▶ **TASK TO CARRY OUT**:
Please recast every line of the rows below as a single numbered list, leaving out blank lines and the pictures.

▶ **LISTED ENTRIES**:
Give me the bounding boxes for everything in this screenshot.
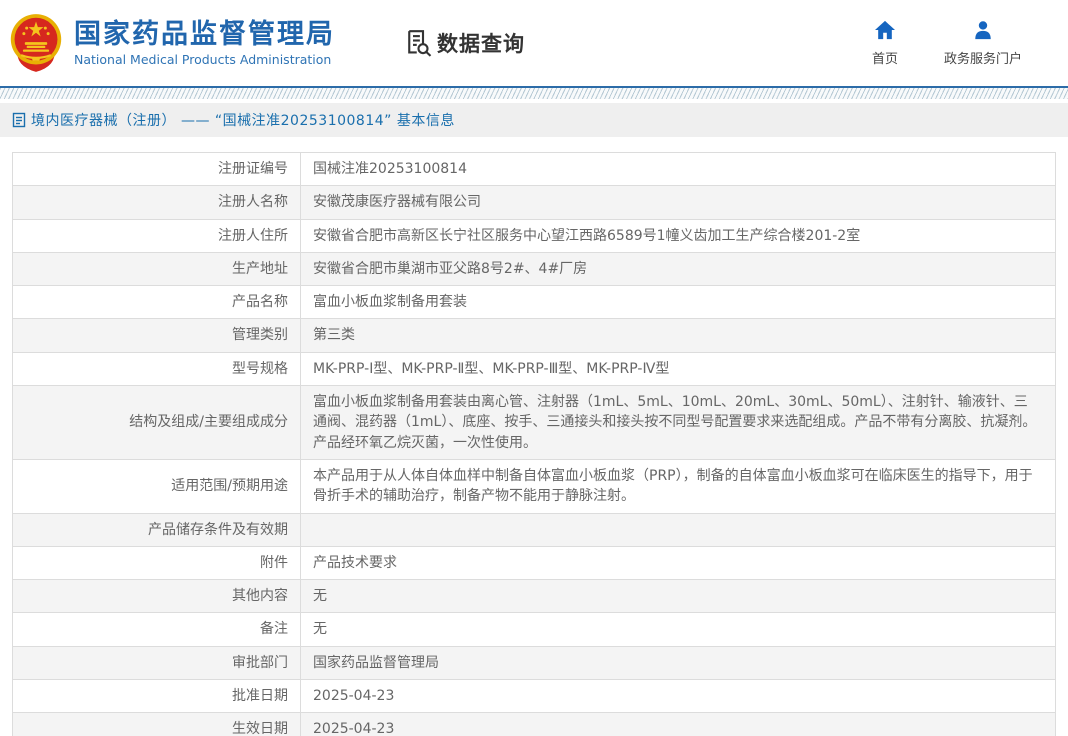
- hatch-divider: [0, 88, 1068, 99]
- data-query-label: 数据查询: [437, 28, 525, 58]
- nav-item-gov-portal[interactable]: 政务服务门户: [944, 20, 1022, 67]
- table-row: 生效日期2025-04-23: [13, 713, 1056, 736]
- nav-item-label: 政务服务门户: [944, 48, 1022, 67]
- row-value: 安徽省合肥市巢湖市亚父路8号2#、4#厂房: [301, 252, 1056, 285]
- table-row: 产品名称富血小板血浆制备用套装: [13, 286, 1056, 319]
- table-row: 产品储存条件及有效期: [13, 513, 1056, 546]
- breadcrumb-bar: 境内医疗器械（注册） —— “国械注准20253100814” 基本信息: [0, 103, 1068, 137]
- table-row: 生产地址安徽省合肥市巢湖市亚父路8号2#、4#厂房: [13, 252, 1056, 285]
- row-label: 管理类别: [13, 319, 301, 352]
- document-search-icon: [403, 28, 433, 58]
- row-label: 产品储存条件及有效期: [13, 513, 301, 546]
- row-value: 产品技术要求: [301, 546, 1056, 579]
- nav-item-label: 首页: [872, 48, 898, 67]
- table-row: 注册人住所安徽省合肥市高新区长宁社区服务中心望江西路6589号1幢义齿加工生产综…: [13, 219, 1056, 252]
- row-label: 注册证编号: [13, 153, 301, 186]
- row-value: 国械注准20253100814: [301, 153, 1056, 186]
- org-name: 国家药品监督管理局: [74, 19, 335, 50]
- org-name-en: National Medical Products Administration: [74, 52, 335, 67]
- table-row: 附件产品技术要求: [13, 546, 1056, 579]
- row-label: 适用范围/预期用途: [13, 459, 301, 513]
- table-row: 其他内容无: [13, 580, 1056, 613]
- row-value: 2025-04-23: [301, 680, 1056, 713]
- site-header: 国家药品监督管理局 National Medical Products Admi…: [0, 0, 1068, 86]
- row-label: 型号规格: [13, 352, 301, 385]
- home-icon: [874, 20, 896, 40]
- row-value: 第三类: [301, 319, 1056, 352]
- row-value: 富血小板血浆制备用套装: [301, 286, 1056, 319]
- national-emblem-icon: [8, 12, 64, 74]
- row-value: [301, 513, 1056, 546]
- list-icon: [12, 112, 26, 128]
- row-label: 生产地址: [13, 252, 301, 285]
- top-nav: 首页 政务服务门户: [872, 20, 1022, 67]
- row-label: 注册人住所: [13, 219, 301, 252]
- table-row: 注册人名称安徽茂康医疗器械有限公司: [13, 186, 1056, 219]
- header-logo-link[interactable]: 国家药品监督管理局 National Medical Products Admi…: [8, 12, 335, 74]
- row-label: 生效日期: [13, 713, 301, 736]
- table-row: 适用范围/预期用途本产品用于从人体自体血样中制备自体富血小板血浆（PRP），制备…: [13, 459, 1056, 513]
- table-row: 结构及组成/主要组成成分富血小板血浆制备用套装由离心管、注射器（1mL、5mL、…: [13, 386, 1056, 460]
- row-label: 审批部门: [13, 646, 301, 679]
- row-value: 安徽省合肥市高新区长宁社区服务中心望江西路6589号1幢义齿加工生产综合楼201…: [301, 219, 1056, 252]
- row-label: 产品名称: [13, 286, 301, 319]
- row-value: 2025-04-23: [301, 713, 1056, 736]
- table-row: 批准日期2025-04-23: [13, 680, 1056, 713]
- row-label: 注册人名称: [13, 186, 301, 219]
- table-row: 审批部门国家药品监督管理局: [13, 646, 1056, 679]
- row-label: 备注: [13, 613, 301, 646]
- row-label: 附件: [13, 546, 301, 579]
- data-query-link[interactable]: 数据查询: [403, 28, 525, 58]
- table-row: 型号规格MK-PRP-Ⅰ型、MK-PRP-Ⅱ型、MK-PRP-Ⅲ型、MK-PRP…: [13, 352, 1056, 385]
- nav-item-home[interactable]: 首页: [872, 20, 898, 67]
- row-label: 其他内容: [13, 580, 301, 613]
- table-row: 注册证编号国械注准20253100814: [13, 153, 1056, 186]
- user-icon: [972, 20, 994, 40]
- row-value: 国家药品监督管理局: [301, 646, 1056, 679]
- row-value: 无: [301, 613, 1056, 646]
- table-row: 管理类别第三类: [13, 319, 1056, 352]
- table-row: 备注无: [13, 613, 1056, 646]
- row-label: 批准日期: [13, 680, 301, 713]
- registration-info-table: 注册证编号国械注准20253100814注册人名称安徽茂康医疗器械有限公司注册人…: [12, 152, 1056, 736]
- row-value: 安徽茂康医疗器械有限公司: [301, 186, 1056, 219]
- row-value: 富血小板血浆制备用套装由离心管、注射器（1mL、5mL、10mL、20mL、30…: [301, 386, 1056, 460]
- row-label: 结构及组成/主要组成成分: [13, 386, 301, 460]
- row-value: MK-PRP-Ⅰ型、MK-PRP-Ⅱ型、MK-PRP-Ⅲ型、MK-PRP-Ⅳ型: [301, 352, 1056, 385]
- breadcrumb: 境内医疗器械（注册） —— “国械注准20253100814” 基本信息: [31, 110, 455, 130]
- row-value: 本产品用于从人体自体血样中制备自体富血小板血浆（PRP），制备的自体富血小板血浆…: [301, 459, 1056, 513]
- row-value: 无: [301, 580, 1056, 613]
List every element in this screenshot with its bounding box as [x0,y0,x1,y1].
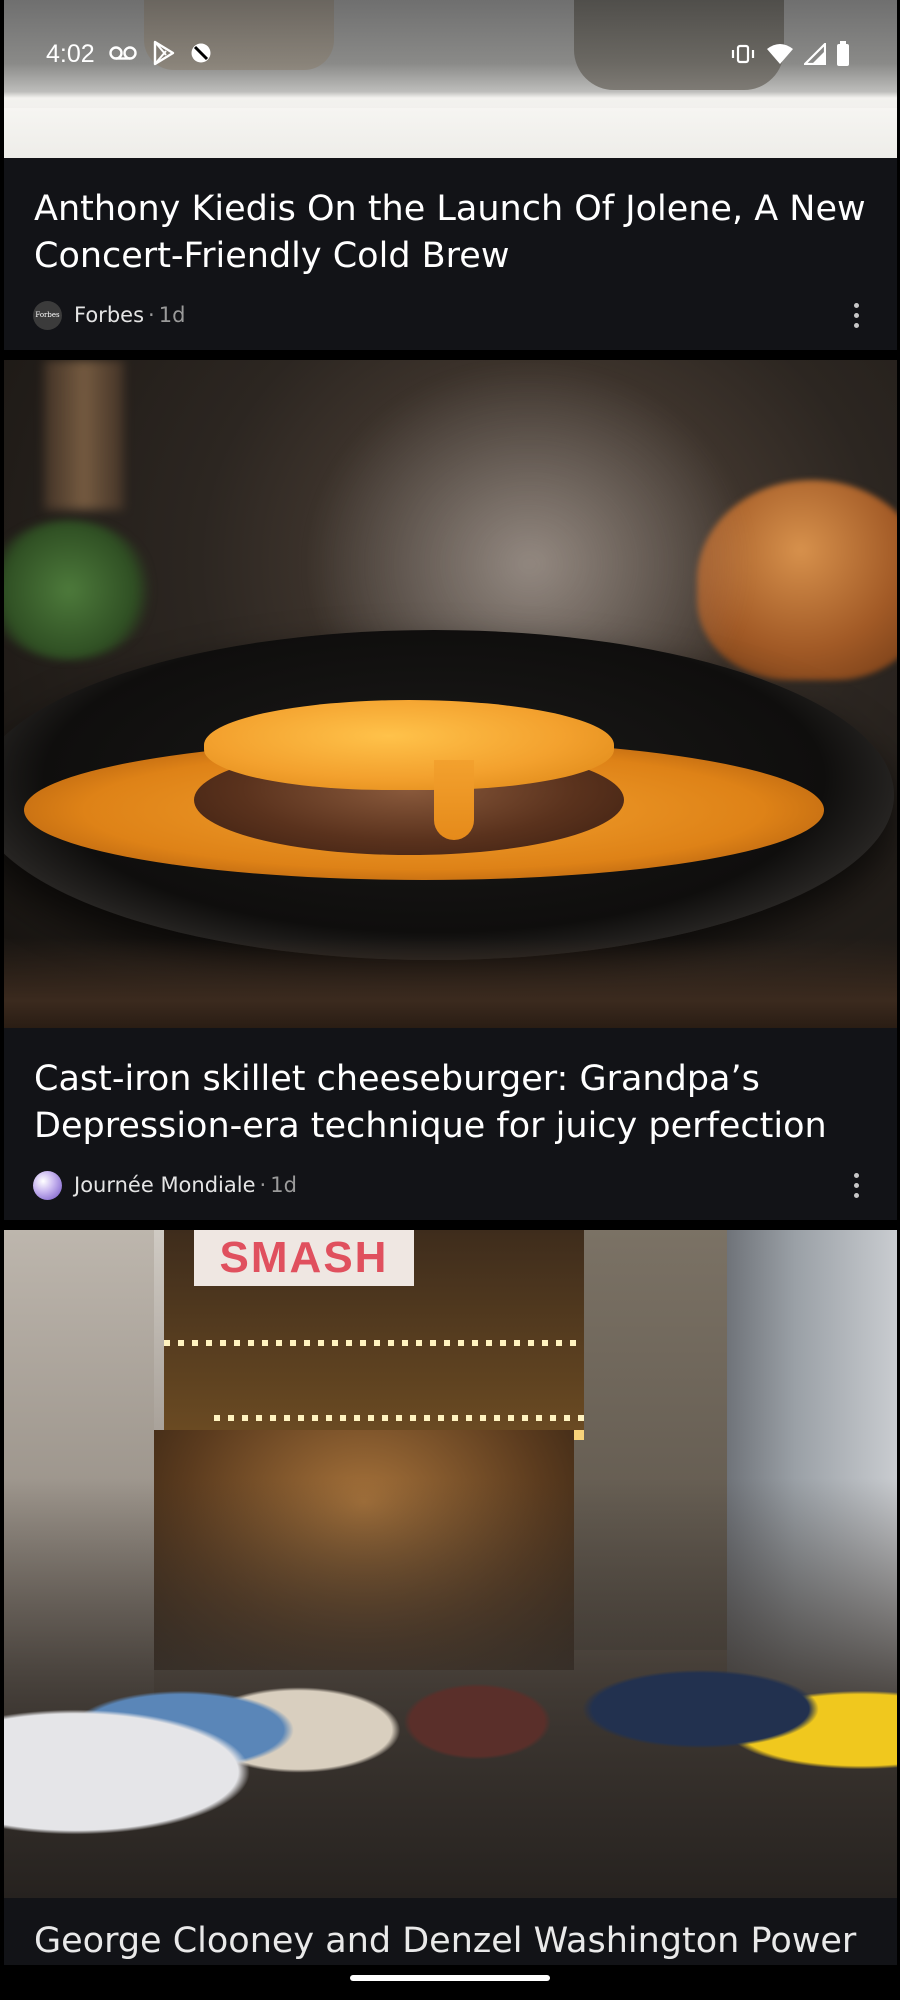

▶ **PROBLEM SOLUTION**:
1. Give me the bounding boxes for everything in this screenshot.
2. - hatch-divider: [0, 88, 1068, 99]
3. - data-query-label: 数据查询: [437, 28, 525, 58]
4. - nav-item-gov-portal[interactable]: 政务服务门户: [944, 20, 1022, 67]
5. - table-row: 生效日期2025-04-23: [13, 713, 1056, 736]
6. - nav-item-label: 政务服务门户: [944, 48, 1022, 67]
7. - row-value: 安徽省合肥市巢湖市亚父路8号2#、4#厂房: [301, 252, 1056, 285]
8. - table-row: 产品名称富血小板血浆制备用套装: [13, 286, 1056, 319]
9. - table-row: 产品储存条件及有效期: [13, 513, 1056, 546]
10. - breadcrumb-bar: 境内医疗器械（注册） —— “国械注准20253100814” 基本信息: [0, 103, 1068, 137]
11. - table-row: 生产地址安徽省合肥市巢湖市亚父路8号2#、4#厂房: [13, 252, 1056, 285]
12. - row-label: 管理类别: [13, 319, 301, 352]
13. - document-search-icon: [403, 28, 433, 58]
14. - row-label: 产品储存条件及有效期: [13, 513, 301, 546]
15. - row-value: 产品技术要求: [301, 546, 1056, 579]
16. - nav-item-label: 首页: [872, 48, 898, 67]
17. - table-row: 注册人住所安徽省合肥市高新区长宁社区服务中心望江西路6589号1幢义齿加工生产综…: [13, 219, 1056, 252]
18. - row-label: 注册证编号: [13, 153, 301, 186]
19. - row-value: 国械注准20253100814: [301, 153, 1056, 186]
20. - org-name: 国家药品监督管理局: [74, 19, 335, 50]
21. - org-name-en: National Medical Products Administration: [74, 52, 335, 67]
22. - table-row: 附件产品技术要求: [13, 546, 1056, 579]
23. - row-label: 适用范围/预期用途: [13, 459, 301, 513]
24. - table-row: 其他内容无: [13, 580, 1056, 613]
25. - row-value: 2025-04-23: [301, 680, 1056, 713]
26. - site-header: 国家药品监督管理局 National Medical Products Admi…: [0, 0, 1068, 86]
27. - row-label: 型号规格: [13, 352, 301, 385]
28. - home-icon: [874, 20, 896, 40]
29. - row-value: 第三类: [301, 319, 1056, 352]
30. - row-value: 富血小板血浆制备用套装: [301, 286, 1056, 319]
31. - national-emblem-icon: [8, 12, 64, 74]
32. - row-value: [301, 513, 1056, 546]
33. - list-icon: [12, 112, 26, 128]
34. - row-label: 生产地址: [13, 252, 301, 285]
35. - top-nav: 首页 政务服务门户: [872, 20, 1022, 67]
36. - row-label: 注册人住所: [13, 219, 301, 252]
37. - table-row: 注册人名称安徽茂康医疗器械有限公司: [13, 186, 1056, 219]
38. - header-logo-link[interactable]: 国家药品监督管理局 National Medical Products Admi…: [8, 12, 335, 74]
39. - row-label: 生效日期: [13, 713, 301, 736]
40. - table-row: 适用范围/预期用途本产品用于从人体自体血样中制备自体富血小板血浆（PRP），制备…: [13, 459, 1056, 513]
41. - table-row: 结构及组成/主要组成成分富血小板血浆制备用套装由离心管、注射器（1mL、5mL、…: [13, 386, 1056, 460]
42. - row-label: 审批部门: [13, 646, 301, 679]
43. - row-value: 安徽省合肥市高新区长宁社区服务中心望江西路6589号1幢义齿加工生产综合楼201…: [301, 219, 1056, 252]
44. - row-label: 产品名称: [13, 286, 301, 319]
45. - row-value: 2025-04-23: [301, 713, 1056, 736]
46. - table-row: 批准日期2025-04-23: [13, 680, 1056, 713]
47. - row-label: 注册人名称: [13, 186, 301, 219]
48. - table-row: 审批部门国家药品监督管理局: [13, 646, 1056, 679]
49. - row-label: 备注: [13, 613, 301, 646]
50. - row-label: 附件: [13, 546, 301, 579]
51. - data-query-link[interactable]: 数据查询: [403, 28, 525, 58]
52. - table-row: 型号规格MK-PRP-Ⅰ型、MK-PRP-Ⅱ型、MK-PRP-Ⅲ型、MK-PRP…: [13, 352, 1056, 385]
53. - nav-item-home[interactable]: 首页: [872, 20, 898, 67]
54. - row-label: 其他内容: [13, 580, 301, 613]
55. - table-row: 注册证编号国械注准20253100814: [13, 153, 1056, 186]
56. - user-icon: [972, 20, 994, 40]
57. - row-value: 国家药品监督管理局: [301, 646, 1056, 679]
58. - row-value: 无: [301, 613, 1056, 646]
59. - table-row: 管理类别第三类: [13, 319, 1056, 352]
60. - table-row: 备注无: [13, 613, 1056, 646]
61. - row-label: 批准日期: [13, 680, 301, 713]
62. - registration-info-table: 注册证编号国械注准20253100814注册人名称安徽茂康医疗器械有限公司注册人…: [12, 152, 1056, 736]
63. - row-value: 安徽茂康医疗器械有限公司: [301, 186, 1056, 219]
64. - row-value: 富血小板血浆制备用套装由离心管、注射器（1mL、5mL、10mL、20mL、30…: [301, 386, 1056, 460]
65. - row-label: 结构及组成/主要组成成分: [13, 386, 301, 460]
66. - row-value: MK-PRP-Ⅰ型、MK-PRP-Ⅱ型、MK-PRP-Ⅲ型、MK-PRP-Ⅳ型: [301, 352, 1056, 385]
67. - breadcrumb: 境内医疗器械（注册） —— “国械注准20253100814” 基本信息: [31, 110, 455, 130]
68. - row-value: 本产品用于从人体自体血样中制备自体富血小板血浆（PRP），制备的自体富血小板血浆…: [301, 459, 1056, 513]
69. - row-value: 无: [301, 580, 1056, 613]
70. List every element in this screenshot with its bounding box as [x0,y0,x1,y1].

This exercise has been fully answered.